Okuma Metni —
Güllü lokum [09 Eylül 2012 Pazar]


                                                                                             (İzmirlilere, 2006)

Ben orda olmayacağım. Ama sen yürü ve hep ışığı takip et…
Yürü hep. Güneş kızarıncaya kadar ve toprak bitinceye kadar, güneşe doğru yürü… Yorulacaksın. Yorul!..
Ama sonunda bir sahil bulacaksın. “Derdi aşk” olan adamı soracaksın ve oturacaksın;
..şahidim olanların yanına!..
 

Ölürsem de zaten onlara sorsunlar beni…
Soru bensem çünkü cevabı başkaları bilemez!.. Yine onlara benzer birileri yıkasın; yazıktır, yanar diye yabancıların elleri!..
Onlar gömsünler beni; bir tutam toz veya toprak karıştırarak, maya niyetine!..
Fakat… Önce…
Ben üstünde olsam da olmasam da; bir musalla taşının başına geçsinler, namazımı kılsınlar ve sakın ha yalan söylemesinler…
İyi bilen “iyi bilirdik” desin…
Deli bilen “deli bilirdik!..”
Hızlı yürü, geç kalacaksın; oturduğum son iskemle soğuyacak! Geç kalacaksın, çabuk ol; aşkıma şahit olanlar seni bekliyor… Ve seni bekliyor güneş; ağzını suya dayamış, çünkü iftara az var!..
 

Bir güllü lokum konuşuyor sanırım, dinlerken seni; renk, koku, rayiha… Lezzeti yayılır bütün hücrelerime, kelimelerinin…
Az sonra, kızartılan bir dondurma gibi… Üstüne güneş inen deniz gibi; ürperir, titrer, sarsılır içim: Zaman zamana, mekân mekâna, can cânâna kavuşur!
Ak karayla, gündüz geceyle buluşur…
Kordon’da bile olsan bir Sarıyer martısı döneer durur başında. Karadeniz’den gelen sular ağarıp ta geçer, Akdeniz’e doğru…
Bırak… Bekle… Önce o açsın orucunu… Önce güneşin dudağı değsin denize, sonra benim dudağım sana!..
Fakat sen durma. Gül tadında bir lokum gibi konuş, dinlet kendini. Anlat, bir kıtanın en ucunda;
..diğer kıtanın en ucunda duyup, görüp, aldıklarını!..
 

Böyle zıt ve uzak ve kimi zaman komik hallerde bile olsak, sen ve ben ümit kuşunun birer kanadı gibiyiz…
Renk, boy ve şeklen hiç benzeşmesek te; eşiyiz, benzeriyiz, aksiyiz birbirimizin!..

Girdi Listesi —
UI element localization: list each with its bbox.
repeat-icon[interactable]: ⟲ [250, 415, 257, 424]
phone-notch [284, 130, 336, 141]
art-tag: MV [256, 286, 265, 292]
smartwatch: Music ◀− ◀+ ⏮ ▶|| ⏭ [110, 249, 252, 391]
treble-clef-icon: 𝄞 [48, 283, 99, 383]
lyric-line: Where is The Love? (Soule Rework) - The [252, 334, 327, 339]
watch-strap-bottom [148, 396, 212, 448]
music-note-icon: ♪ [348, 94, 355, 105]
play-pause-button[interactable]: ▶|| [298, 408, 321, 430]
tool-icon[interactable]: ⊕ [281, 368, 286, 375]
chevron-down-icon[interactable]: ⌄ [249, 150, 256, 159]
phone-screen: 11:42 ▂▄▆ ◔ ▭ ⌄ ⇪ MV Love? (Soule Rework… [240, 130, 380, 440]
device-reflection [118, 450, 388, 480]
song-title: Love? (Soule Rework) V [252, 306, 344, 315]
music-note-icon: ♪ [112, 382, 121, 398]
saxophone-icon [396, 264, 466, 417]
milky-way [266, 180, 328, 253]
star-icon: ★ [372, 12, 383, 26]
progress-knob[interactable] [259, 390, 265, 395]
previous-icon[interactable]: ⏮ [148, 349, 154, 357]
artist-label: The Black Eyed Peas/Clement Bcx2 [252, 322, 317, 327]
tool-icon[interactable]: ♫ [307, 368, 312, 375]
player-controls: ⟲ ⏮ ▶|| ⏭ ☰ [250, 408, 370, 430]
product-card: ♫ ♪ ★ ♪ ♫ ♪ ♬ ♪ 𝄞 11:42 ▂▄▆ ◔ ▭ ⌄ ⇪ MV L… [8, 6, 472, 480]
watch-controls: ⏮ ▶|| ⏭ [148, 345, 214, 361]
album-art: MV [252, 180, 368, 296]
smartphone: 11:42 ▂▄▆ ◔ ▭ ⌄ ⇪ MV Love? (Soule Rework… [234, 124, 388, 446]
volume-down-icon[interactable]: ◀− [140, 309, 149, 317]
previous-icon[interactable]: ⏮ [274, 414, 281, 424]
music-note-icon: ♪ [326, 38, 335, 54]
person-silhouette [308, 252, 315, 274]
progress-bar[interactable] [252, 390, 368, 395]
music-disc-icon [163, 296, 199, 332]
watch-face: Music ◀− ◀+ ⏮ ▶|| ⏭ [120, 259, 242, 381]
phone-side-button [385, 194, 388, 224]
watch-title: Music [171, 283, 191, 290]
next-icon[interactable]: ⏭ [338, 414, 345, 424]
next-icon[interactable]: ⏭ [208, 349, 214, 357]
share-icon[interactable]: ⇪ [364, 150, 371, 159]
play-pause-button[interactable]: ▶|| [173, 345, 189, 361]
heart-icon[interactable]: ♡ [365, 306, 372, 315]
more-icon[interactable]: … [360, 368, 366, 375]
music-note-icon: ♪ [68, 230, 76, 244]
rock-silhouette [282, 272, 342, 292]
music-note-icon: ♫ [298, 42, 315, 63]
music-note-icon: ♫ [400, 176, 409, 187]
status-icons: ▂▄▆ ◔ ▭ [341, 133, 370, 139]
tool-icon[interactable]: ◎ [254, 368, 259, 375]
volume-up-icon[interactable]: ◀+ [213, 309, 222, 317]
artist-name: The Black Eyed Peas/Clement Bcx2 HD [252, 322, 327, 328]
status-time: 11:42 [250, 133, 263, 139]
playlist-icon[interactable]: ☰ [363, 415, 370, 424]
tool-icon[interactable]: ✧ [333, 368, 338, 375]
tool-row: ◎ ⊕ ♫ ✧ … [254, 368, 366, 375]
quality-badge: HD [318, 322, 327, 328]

Görev Koşulları —
- A) Listenin başından başlayıp "player-controls: ⟲ ⏮" ifadesinin geçtiği satırda biten kısmı, iki uç da dahil olmak üzere aynen çoğaltın.
- B) "Güllü lokum" başlıklı metni son cümlesinin ardından sürdürün.

Verilen Yanıtlar —
- A)
UI element localization: list each with its bbox.
repeat-icon[interactable]: ⟲ [250, 415, 257, 424]
phone-notch [284, 130, 336, 141]
art-tag: MV [256, 286, 265, 292]
smartwatch: Music ◀− ◀+ ⏮ ▶|| ⏭ [110, 249, 252, 391]
treble-clef-icon: 𝄞 [48, 283, 99, 383]
lyric-line: Where is The Love? (Soule Rework) - The [252, 334, 327, 339]
watch-strap-bottom [148, 396, 212, 448]
music-note-icon: ♪ [348, 94, 355, 105]
play-pause-button[interactable]: ▶|| [298, 408, 321, 430]
tool-icon[interactable]: ⊕ [281, 368, 286, 375]
chevron-down-icon[interactable]: ⌄ [249, 150, 256, 159]
phone-screen: 11:42 ▂▄▆ ◔ ▭ ⌄ ⇪ MV Love? (Soule Rework… [240, 130, 380, 440]
device-reflection [118, 450, 388, 480]
song-title: Love? (Soule Rework) V [252, 306, 344, 315]
music-note-icon: ♪ [112, 382, 121, 398]
saxophone-icon [396, 264, 466, 417]
milky-way [266, 180, 328, 253]
star-icon: ★ [372, 12, 383, 26]
progress-knob[interactable] [259, 390, 265, 395]
previous-icon[interactable]: ⏮ [148, 349, 154, 357]
artist-label: The Black Eyed Peas/Clement Bcx2 [252, 322, 317, 327]
tool-icon[interactable]: ♫ [307, 368, 312, 375]
player-controls: ⟲ ⏮ ▶|| ⏭ ☰ [250, 408, 370, 430]

- B)
…..
Ayrı da olsak, farklı da olsak, bilirim ürperirsin her titreyişimde…
Bilirim, çünkü canım yanar;
..teleğinden bir tüy düşse!

Stop
Muammer Erkul
muammer.erkul@tg.com.tr
09 Eylül 2012 Pazar

6 yorum

  1. Nasıl bilirsiniz derlerse “iyi ve deli” bilirdim diyeceğim, sen ne diyeceksin?

    İLİRYA SEVEN

  2. Bir güllü lokum konuşuyor sanırım, dinlerken seni; renk, koku, rayiha… Lezzeti yayılır bütün hücrelerime, kelimelerinin…
    Tatlı yazı… T. teyzemi hatırlattı.. Belki de Onun gibi birine yazılmıştı…

    L.

  3. Böyle “güllü lokum” tadındaki bir yazı bi tek İzmirliler’e gönderilince, gel de fesatlanma!
    Şeytan diyor, git İzmir’i toptan yak anasını satıyım; ne İzmir kalsın ne de İzmirli!
    Sahipsiz kalan yazı da gelsin cup diye kucağına düşsün! Olur mu olur he;)
    Şu düşündürdüklerine bak be abi.
    Öyle yazının başında bi İzmirliler’e dersen olacağı buydu!
    Ha bi de, sen ölümden bahsetme demeyeceğim, bahsedersin çünkü ama
    ille bahsedeceksen başkalarının ölümünden bahset yav. Mesela benim ölümümden.
    Tamam ölüm hak ama sen daha çok yaşa inşallah, sana çoluk çocuk hepimizin çok ihtiyacı var..
    Nasıl bilirdiniz faslını da sen sağ salim atlatırsın inşallah. Bizler düşünelim halimizi.
    Öpüyorum yüreğinden lokum abim 🙂
    Kamil

  4. Bu yazının yazılmasına vesile olan güzel İzmirliler’e de, yazan gül kaleme de gönül dolusu teşekkürler.
    Lokum tadında bir yazı gerçekten 🙂
    Hicran Seçkin

  5. Oysa zor iştir İzmirde ”aşk’ı” yaşamak..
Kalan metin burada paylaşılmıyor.